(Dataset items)
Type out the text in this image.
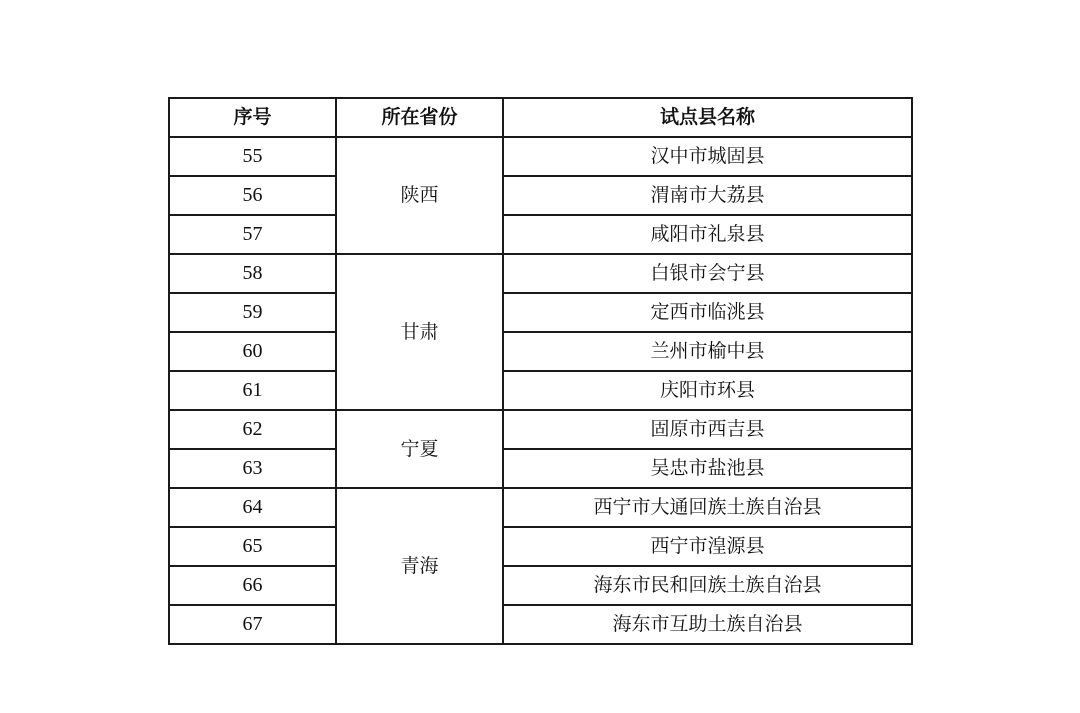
序号	所在省份	试点县名称
55	陕西	汉中市城固县
56		渭南市大荔县
57		咸阳市礼泉县
58	甘肃	白银市会宁县
59		定西市临洮县
60		兰州市榆中县
61		庆阳市环县
62	宁夏	固原市西吉县
63		吴忠市盐池县
64	青海	西宁市大通回族土族自治县
65		西宁市湟源县
66		海东市民和回族土族自治县
67		海东市互助土族自治县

WHAT THE EXERCISE ASKS => Leave out all images, then reproduce the entries above exactly.

OUTPUT OF THE EXERCISE =>
Type out the text in this image.
序号	所在省份	试点县名称
55	陕西	汉中市城固县
56		渭南市大荔县
57		咸阳市礼泉县
58	甘肃	白银市会宁县
59		定西市临洮县
60		兰州市榆中县
61		庆阳市环县
62	宁夏	固原市西吉县
63		吴忠市盐池县
64	青海	西宁市大通回族土族自治县
65		西宁市湟源县
66		海东市民和回族土族自治县
67		海东市互助土族自治县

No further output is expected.